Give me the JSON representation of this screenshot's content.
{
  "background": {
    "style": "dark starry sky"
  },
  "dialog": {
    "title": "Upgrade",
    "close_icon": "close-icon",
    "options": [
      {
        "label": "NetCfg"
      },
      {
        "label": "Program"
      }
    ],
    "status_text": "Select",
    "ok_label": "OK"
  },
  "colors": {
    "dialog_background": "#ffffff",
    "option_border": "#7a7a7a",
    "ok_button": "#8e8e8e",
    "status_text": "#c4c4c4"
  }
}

──────────

- [Written problem]
Transcribe the whole listing exactly.

- [Result]
Give me the JSON representation of this screenshot's content.
{
  "background": {
    "style": "dark starry sky"
  },
  "dialog": {
    "title": "Upgrade",
    "close_icon": "close-icon",
    "options": [
      {
        "label": "NetCfg"
      },
      {
        "label": "Program"
      }
    ],
    "status_text": "Select",
    "ok_label": "OK"
  },
  "colors": {
    "dialog_background": "#ffffff",
    "option_border": "#7a7a7a",
    "ok_button": "#8e8e8e",
    "status_text": "#c4c4c4"
  }
}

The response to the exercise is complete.